%%
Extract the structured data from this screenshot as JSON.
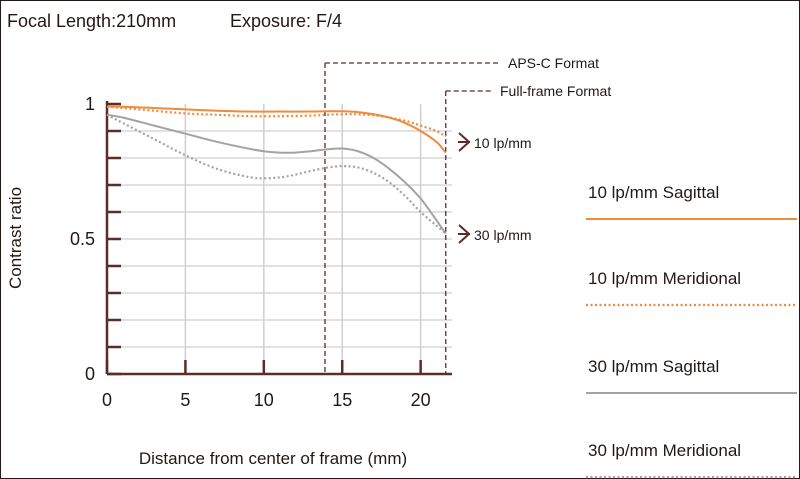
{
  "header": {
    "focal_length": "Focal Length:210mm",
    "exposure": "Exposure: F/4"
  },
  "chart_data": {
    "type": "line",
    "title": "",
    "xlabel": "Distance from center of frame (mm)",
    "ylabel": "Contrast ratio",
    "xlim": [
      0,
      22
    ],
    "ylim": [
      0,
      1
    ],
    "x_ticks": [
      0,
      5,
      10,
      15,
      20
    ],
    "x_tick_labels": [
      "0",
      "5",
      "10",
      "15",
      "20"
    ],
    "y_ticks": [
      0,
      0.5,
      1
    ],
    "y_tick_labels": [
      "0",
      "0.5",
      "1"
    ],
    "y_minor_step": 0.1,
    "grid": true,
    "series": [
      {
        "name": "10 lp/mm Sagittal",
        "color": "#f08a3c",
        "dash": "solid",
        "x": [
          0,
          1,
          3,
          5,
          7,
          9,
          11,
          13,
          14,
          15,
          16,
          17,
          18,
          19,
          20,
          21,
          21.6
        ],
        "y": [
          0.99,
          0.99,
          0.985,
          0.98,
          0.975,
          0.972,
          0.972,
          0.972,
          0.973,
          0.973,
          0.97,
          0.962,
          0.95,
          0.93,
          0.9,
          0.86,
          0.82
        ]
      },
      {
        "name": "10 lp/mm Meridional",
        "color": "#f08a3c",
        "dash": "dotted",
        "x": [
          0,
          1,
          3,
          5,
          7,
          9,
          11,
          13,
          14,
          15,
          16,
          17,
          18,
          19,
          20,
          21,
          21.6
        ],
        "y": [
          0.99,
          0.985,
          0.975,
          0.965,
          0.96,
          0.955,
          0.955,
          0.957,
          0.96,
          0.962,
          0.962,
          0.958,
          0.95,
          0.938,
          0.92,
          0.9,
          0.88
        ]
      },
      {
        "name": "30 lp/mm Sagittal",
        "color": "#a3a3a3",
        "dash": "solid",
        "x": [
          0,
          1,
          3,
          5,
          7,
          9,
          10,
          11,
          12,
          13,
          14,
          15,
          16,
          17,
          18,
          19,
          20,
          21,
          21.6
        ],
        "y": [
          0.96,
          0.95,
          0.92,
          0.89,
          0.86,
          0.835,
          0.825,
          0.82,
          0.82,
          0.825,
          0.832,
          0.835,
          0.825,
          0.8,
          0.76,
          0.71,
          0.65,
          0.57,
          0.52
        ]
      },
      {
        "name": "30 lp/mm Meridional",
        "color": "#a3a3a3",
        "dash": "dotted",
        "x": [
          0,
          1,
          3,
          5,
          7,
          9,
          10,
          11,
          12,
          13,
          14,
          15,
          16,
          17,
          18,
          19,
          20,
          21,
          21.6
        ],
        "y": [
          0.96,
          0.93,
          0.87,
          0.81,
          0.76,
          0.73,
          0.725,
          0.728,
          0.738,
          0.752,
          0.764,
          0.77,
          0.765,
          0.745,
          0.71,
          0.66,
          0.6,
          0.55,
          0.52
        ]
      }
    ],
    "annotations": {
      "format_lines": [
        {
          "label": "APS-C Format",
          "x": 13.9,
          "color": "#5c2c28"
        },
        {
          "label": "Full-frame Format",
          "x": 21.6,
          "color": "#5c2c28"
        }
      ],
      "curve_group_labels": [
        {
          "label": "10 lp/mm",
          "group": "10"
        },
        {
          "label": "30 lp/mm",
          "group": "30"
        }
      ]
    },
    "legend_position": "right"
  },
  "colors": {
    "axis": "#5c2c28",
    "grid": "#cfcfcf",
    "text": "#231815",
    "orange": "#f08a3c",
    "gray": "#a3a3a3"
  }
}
%%
%%
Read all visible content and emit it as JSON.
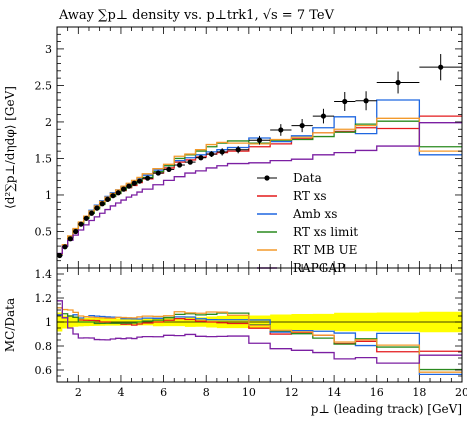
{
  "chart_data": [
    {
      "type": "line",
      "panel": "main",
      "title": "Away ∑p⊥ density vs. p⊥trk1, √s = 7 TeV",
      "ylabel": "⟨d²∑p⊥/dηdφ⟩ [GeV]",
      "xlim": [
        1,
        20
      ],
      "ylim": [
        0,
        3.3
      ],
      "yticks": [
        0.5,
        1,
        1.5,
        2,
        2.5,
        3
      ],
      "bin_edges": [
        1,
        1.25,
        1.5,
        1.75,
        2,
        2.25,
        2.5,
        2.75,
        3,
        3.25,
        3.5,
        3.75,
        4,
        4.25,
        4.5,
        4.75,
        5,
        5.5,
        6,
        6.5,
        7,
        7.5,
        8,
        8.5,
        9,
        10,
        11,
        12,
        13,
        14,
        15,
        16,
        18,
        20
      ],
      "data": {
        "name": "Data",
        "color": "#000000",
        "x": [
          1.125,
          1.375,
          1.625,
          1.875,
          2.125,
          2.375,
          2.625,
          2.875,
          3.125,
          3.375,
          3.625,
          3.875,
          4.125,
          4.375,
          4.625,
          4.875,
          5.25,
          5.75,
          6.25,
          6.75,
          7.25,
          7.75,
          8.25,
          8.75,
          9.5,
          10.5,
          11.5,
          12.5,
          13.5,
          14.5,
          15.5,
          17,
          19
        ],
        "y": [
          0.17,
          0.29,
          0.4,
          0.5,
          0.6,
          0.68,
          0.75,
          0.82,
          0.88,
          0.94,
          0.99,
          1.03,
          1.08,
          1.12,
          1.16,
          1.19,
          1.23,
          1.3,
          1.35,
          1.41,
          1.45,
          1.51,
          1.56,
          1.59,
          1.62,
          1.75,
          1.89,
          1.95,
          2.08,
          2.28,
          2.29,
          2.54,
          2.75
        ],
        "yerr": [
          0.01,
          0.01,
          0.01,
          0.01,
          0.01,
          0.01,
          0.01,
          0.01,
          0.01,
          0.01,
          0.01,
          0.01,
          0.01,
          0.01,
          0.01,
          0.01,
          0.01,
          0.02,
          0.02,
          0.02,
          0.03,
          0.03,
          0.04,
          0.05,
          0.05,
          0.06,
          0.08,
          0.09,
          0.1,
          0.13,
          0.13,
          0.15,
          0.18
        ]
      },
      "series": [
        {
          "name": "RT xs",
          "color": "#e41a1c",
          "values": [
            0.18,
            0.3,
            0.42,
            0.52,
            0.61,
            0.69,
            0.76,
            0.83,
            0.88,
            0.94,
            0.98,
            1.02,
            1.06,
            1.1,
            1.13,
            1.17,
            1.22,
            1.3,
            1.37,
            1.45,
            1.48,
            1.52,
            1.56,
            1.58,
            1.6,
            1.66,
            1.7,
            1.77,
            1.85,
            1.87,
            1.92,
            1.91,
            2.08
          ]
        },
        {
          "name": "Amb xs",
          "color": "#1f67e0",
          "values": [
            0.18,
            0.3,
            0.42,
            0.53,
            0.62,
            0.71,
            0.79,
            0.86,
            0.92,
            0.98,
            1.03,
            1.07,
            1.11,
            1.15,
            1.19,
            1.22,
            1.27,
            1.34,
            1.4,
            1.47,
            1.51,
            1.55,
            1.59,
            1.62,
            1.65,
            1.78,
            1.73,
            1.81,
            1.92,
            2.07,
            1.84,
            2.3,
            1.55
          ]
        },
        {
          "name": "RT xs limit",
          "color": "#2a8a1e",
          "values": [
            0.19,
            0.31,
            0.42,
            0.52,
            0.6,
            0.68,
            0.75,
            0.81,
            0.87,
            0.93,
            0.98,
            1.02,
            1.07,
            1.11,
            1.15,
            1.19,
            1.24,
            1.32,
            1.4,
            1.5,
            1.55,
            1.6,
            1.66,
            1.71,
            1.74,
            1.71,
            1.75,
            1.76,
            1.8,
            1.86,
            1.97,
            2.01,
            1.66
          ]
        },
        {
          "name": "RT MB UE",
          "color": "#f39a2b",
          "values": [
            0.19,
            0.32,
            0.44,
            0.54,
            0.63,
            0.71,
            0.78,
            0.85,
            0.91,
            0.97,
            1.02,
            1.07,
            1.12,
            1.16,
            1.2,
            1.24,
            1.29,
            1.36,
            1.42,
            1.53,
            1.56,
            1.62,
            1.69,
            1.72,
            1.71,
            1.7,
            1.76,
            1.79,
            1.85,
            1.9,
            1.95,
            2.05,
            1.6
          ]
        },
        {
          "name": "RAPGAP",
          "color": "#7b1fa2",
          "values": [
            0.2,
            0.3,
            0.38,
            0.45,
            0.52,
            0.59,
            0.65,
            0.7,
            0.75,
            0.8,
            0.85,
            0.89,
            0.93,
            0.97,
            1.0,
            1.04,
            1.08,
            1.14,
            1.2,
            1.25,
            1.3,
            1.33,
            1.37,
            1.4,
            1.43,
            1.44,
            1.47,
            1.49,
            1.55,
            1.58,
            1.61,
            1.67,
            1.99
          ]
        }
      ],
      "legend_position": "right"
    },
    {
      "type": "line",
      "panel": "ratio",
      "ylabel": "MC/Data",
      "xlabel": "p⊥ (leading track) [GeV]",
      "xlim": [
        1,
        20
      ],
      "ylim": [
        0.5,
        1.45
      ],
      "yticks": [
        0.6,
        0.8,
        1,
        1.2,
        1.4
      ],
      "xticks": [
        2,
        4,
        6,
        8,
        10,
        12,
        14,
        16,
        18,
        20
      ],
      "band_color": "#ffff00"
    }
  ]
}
%%
Read the lines above. Gather those in which the string "Meridional" is found.

        "name": "10 lp/mm Meridional",
        "name": "30 lp/mm Meridional",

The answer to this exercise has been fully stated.